■ Given instruction
Reproduce the whole listing, character for character.

[Data extracted from a collection]

********************

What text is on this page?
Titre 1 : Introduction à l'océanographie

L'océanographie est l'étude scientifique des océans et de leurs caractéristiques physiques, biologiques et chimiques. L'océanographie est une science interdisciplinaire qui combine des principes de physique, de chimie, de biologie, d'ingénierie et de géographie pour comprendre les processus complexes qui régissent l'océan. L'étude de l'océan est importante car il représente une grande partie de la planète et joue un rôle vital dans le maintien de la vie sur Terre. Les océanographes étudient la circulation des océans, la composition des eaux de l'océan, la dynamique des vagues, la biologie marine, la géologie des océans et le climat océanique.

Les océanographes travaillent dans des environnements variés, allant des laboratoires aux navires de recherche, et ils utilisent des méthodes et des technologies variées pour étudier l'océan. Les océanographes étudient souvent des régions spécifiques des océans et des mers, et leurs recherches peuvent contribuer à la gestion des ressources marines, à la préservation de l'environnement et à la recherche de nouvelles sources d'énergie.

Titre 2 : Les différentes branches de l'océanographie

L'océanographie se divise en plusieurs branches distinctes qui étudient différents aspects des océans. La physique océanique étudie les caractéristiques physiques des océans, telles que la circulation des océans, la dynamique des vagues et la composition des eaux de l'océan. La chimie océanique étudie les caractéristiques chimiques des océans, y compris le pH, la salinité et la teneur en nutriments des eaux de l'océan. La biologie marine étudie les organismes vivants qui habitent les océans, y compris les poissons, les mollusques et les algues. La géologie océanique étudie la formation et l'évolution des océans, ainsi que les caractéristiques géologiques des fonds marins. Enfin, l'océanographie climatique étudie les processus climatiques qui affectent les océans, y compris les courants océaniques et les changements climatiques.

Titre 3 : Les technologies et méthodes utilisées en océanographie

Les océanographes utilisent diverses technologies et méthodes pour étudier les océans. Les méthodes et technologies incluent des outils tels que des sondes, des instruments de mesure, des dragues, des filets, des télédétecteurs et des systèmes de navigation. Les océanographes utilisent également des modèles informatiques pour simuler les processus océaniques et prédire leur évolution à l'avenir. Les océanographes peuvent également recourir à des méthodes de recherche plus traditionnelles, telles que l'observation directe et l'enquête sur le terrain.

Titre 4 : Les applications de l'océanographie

********************

■ Response
What text is on this page?
Titre 1 : Introduction à l'océanographie

L'océanographie est l'étude scientifique des océans et de leurs caractéristiques physiques, biologiques et chimiques. L'océanographie est une science interdisciplinaire qui combine des principes de physique, de chimie, de biologie, d'ingénierie et de géographie pour comprendre les processus complexes qui régissent l'océan. L'étude de l'océan est importante car il représente une grande partie de la planète et joue un rôle vital dans le maintien de la vie sur Terre. Les océanographes étudient la circulation des océans, la composition des eaux de l'océan, la dynamique des vagues, la biologie marine, la géologie des océans et le climat océanique.

Les océanographes travaillent dans des environnements variés, allant des laboratoires aux navires de recherche, et ils utilisent des méthodes et des technologies variées pour étudier l'océan. Les océanographes étudient souvent des régions spécifiques des océans et des mers, et leurs recherches peuvent contribuer à la gestion des ressources marines, à la préservation de l'environnement et à la recherche de nouvelles sources d'énergie.

Titre 2 : Les différentes branches de l'océanographie

L'océanographie se divise en plusieurs branches distinctes qui étudient différents aspects des océans. La physique océanique étudie les caractéristiques physiques des océans, telles que la circulation des océans, la dynamique des vagues et la composition des eaux de l'océan. La chimie océanique étudie les caractéristiques chimiques des océans, y compris le pH, la salinité et la teneur en nutriments des eaux de l'océan. La biologie marine étudie les organismes vivants qui habitent les océans, y compris les poissons, les mollusques et les algues. La géologie océanique étudie la formation et l'évolution des océans, ainsi que les caractéristiques géologiques des fonds marins. Enfin, l'océanographie climatique étudie les processus climatiques qui affectent les océans, y compris les courants océaniques et les changements climatiques.

Titre 3 : Les technologies et méthodes utilisées en océanographie

Les océanographes utilisent diverses technologies et méthodes pour étudier les océans. Les méthodes et technologies incluent des outils tels que des sondes, des instruments de mesure, des dragues, des filets, des télédétecteurs et des systèmes de navigation. Les océanographes utilisent également des modèles informatiques pour simuler les processus océaniques et prédire leur évolution à l'avenir. Les océanographes peuvent également recourir à des méthodes de recherche plus traditionnelles, telles que l'observation directe et l'enquête sur le terrain.

Titre 4 : Les applications de l'océanographie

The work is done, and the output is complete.